(Dataset items)
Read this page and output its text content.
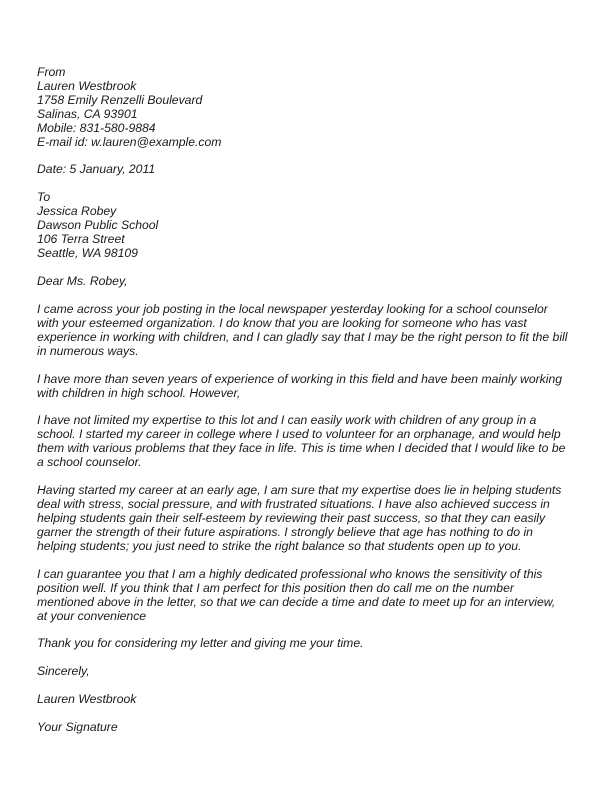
From
Lauren Westbrook
1758 Emily Renzelli Boulevard
Salinas, CA 93901
Mobile: 831-580-9884
E-mail id: w.lauren@example.com
Date: 5 January, 2011
To
Jessica Robey
Dawson Public School
106 Terra Street
Seattle, WA 98109
Dear Ms. Robey,
I came across your job posting in the local newspaper yesterday looking for a school counselor
with your esteemed organization. I do know that you are looking for someone who has vast
experience in working with children, and I can gladly say that I may be the right person to fit the bill
in numerous ways.
I have more than seven years of experience of working in this field and have been mainly working
with children in high school. However,
I have not limited my expertise to this lot and I can easily work with children of any group in a
school. I started my career in college where I used to volunteer for an orphanage, and would help
them with various problems that they face in life. This is time when I decided that I would like to be
a school counselor.
Having started my career at an early age, I am sure that my expertise does lie in helping students
deal with stress, social pressure, and with frustrated situations. I have also achieved success in
helping students gain their self-esteem by reviewing their past success, so that they can easily
garner the strength of their future aspirations. I strongly believe that age has nothing to do in
helping students; you just need to strike the right balance so that students open up to you.
I can guarantee you that I am a highly dedicated professional who knows the sensitivity of this
position well. If you think that I am perfect for this position then do call me on the number
mentioned above in the letter, so that we can decide a time and date to meet up for an interview,
at your convenience
Thank you for considering my letter and giving me your time.
Sincerely,
Lauren Westbrook
Your Signature
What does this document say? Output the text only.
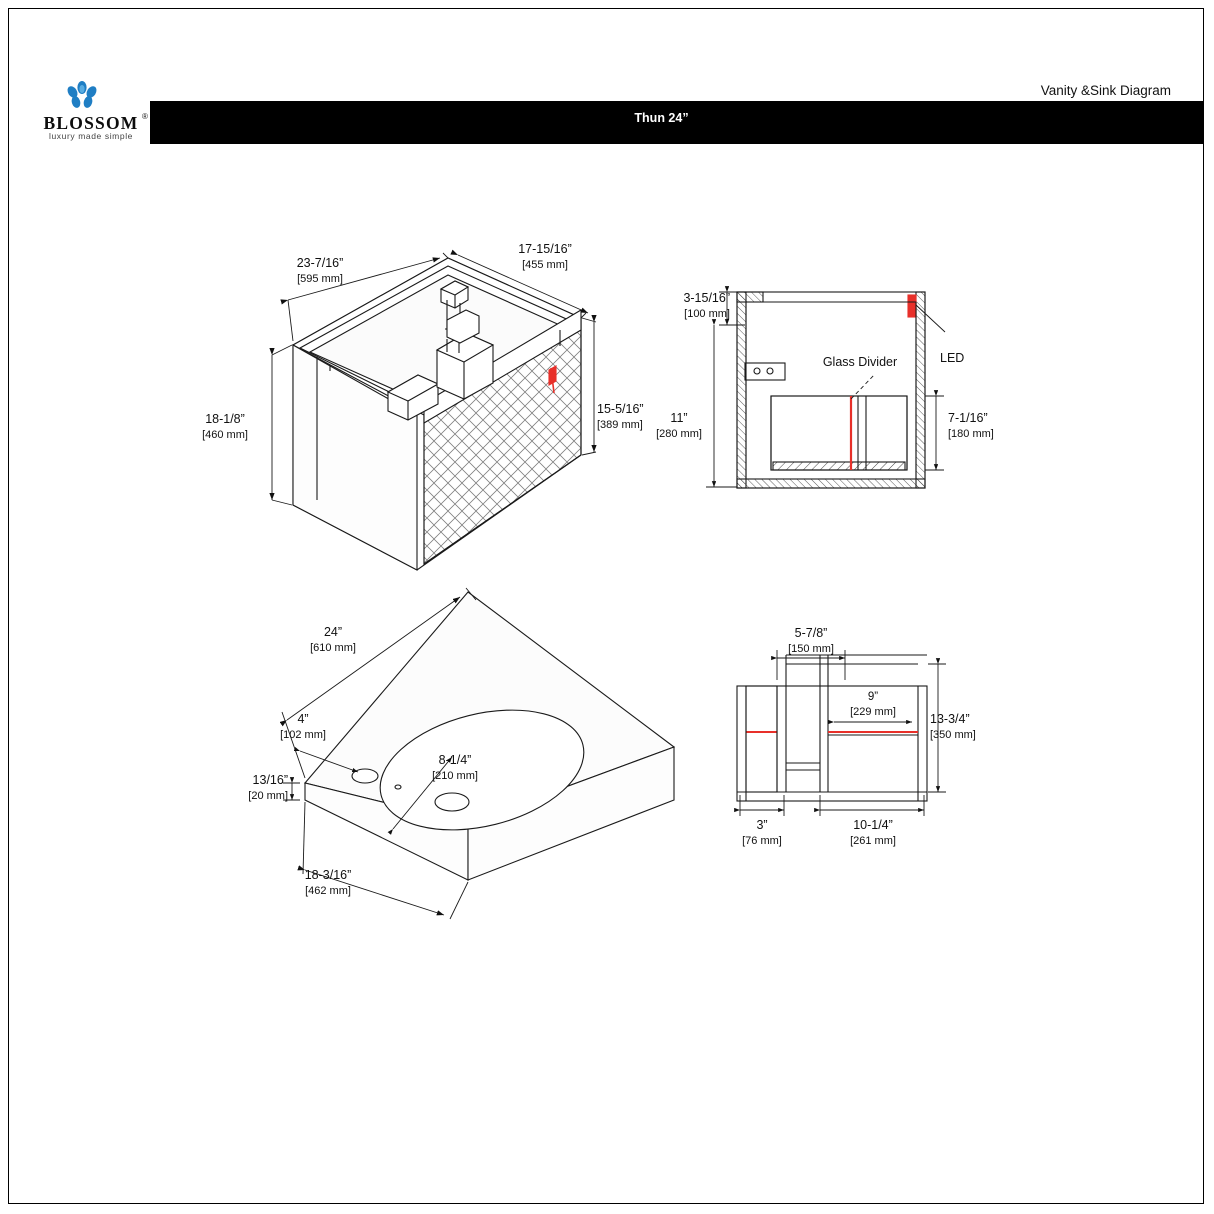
BLOSSOM ®
luxury made simple
Vanity &Sink Diagram
Thun 24”
23-7/16”
[595 mm]
17-15/16”
[455 mm]
18-1/8”
[460 mm]
15-5/16”
[389 mm]
3-15/16”
[100 mm]
11”
[280 mm]
7-1/16”
[180 mm]
Glass Divider	LED
24”
[610 mm]
4”
[102 mm]
13/16”
[20 mm]
8-1/4”
[210 mm]
18-3/16”
[462 mm]
5-7/8”
[150 mm]
9”
[229 mm]	13-3/4”
[350 mm]
3”
[76 mm]
10-1/4”
[261 mm]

• [OBJECTIVE]: Quote every entry exactly, with the pictures omitted.

• [EXERCISE ANSWER]:
Read this page and output its text content.
From
Lauren Westbrook
1758 Emily Renzelli Boulevard
Salinas, CA 93901
Mobile: 831-580-9884
E-mail id: w.lauren@example.com
Date: 5 January, 2011
To
Jessica Robey
Dawson Public School
106 Terra Street
Seattle, WA 98109
Dear Ms. Robey,
I came across your job posting in the local newspaper yesterday looking for a school counselor
with your esteemed organization. I do know that you are looking for someone who has vast
experience in working with children, and I can gladly say that I may be the right person to fit the bill
in numerous ways.
I have more than seven years of experience of working in this field and have been mainly working
with children in high school. However,
I have not limited my expertise to this lot and I can easily work with children of any group in a
school. I started my career in college where I used to volunteer for an orphanage, and would help
them with various problems that they face in life. This is time when I decided that I would like to be
a school counselor.
Having started my career at an early age, I am sure that my expertise does lie in helping students
deal with stress, social pressure, and with frustrated situations. I have also achieved success in
helping students gain their self-esteem by reviewing their past success, so that they can easily
garner the strength of their future aspirations. I strongly believe that age has nothing to do in
helping students; you just need to strike the right balance so that students open up to you.
I can guarantee you that I am a highly dedicated professional who knows the sensitivity of this
position well. If you think that I am perfect for this position then do call me on the number
mentioned above in the letter, so that we can decide a time and date to meet up for an interview,
at your convenience
Thank you for considering my letter and giving me your time.
Sincerely,
Lauren Westbrook
Your Signature
What does this document say? Output the text only.
BLOSSOM ®
luxury made simple
Vanity &Sink Diagram
Thun 24”
23-7/16”
[595 mm]
17-15/16”
[455 mm]
18-1/8”
[460 mm]
15-5/16”
[389 mm]
3-15/16”
[100 mm]
11”
[280 mm]
7-1/16”
[180 mm]
Glass Divider	LED
24”
[610 mm]
4”
[102 mm]
13/16”
[20 mm]
8-1/4”
[210 mm]
18-3/16”
[462 mm]
5-7/8”
[150 mm]
9”
[229 mm]	13-3/4”
[350 mm]
3”
[76 mm]
10-1/4”
[261 mm]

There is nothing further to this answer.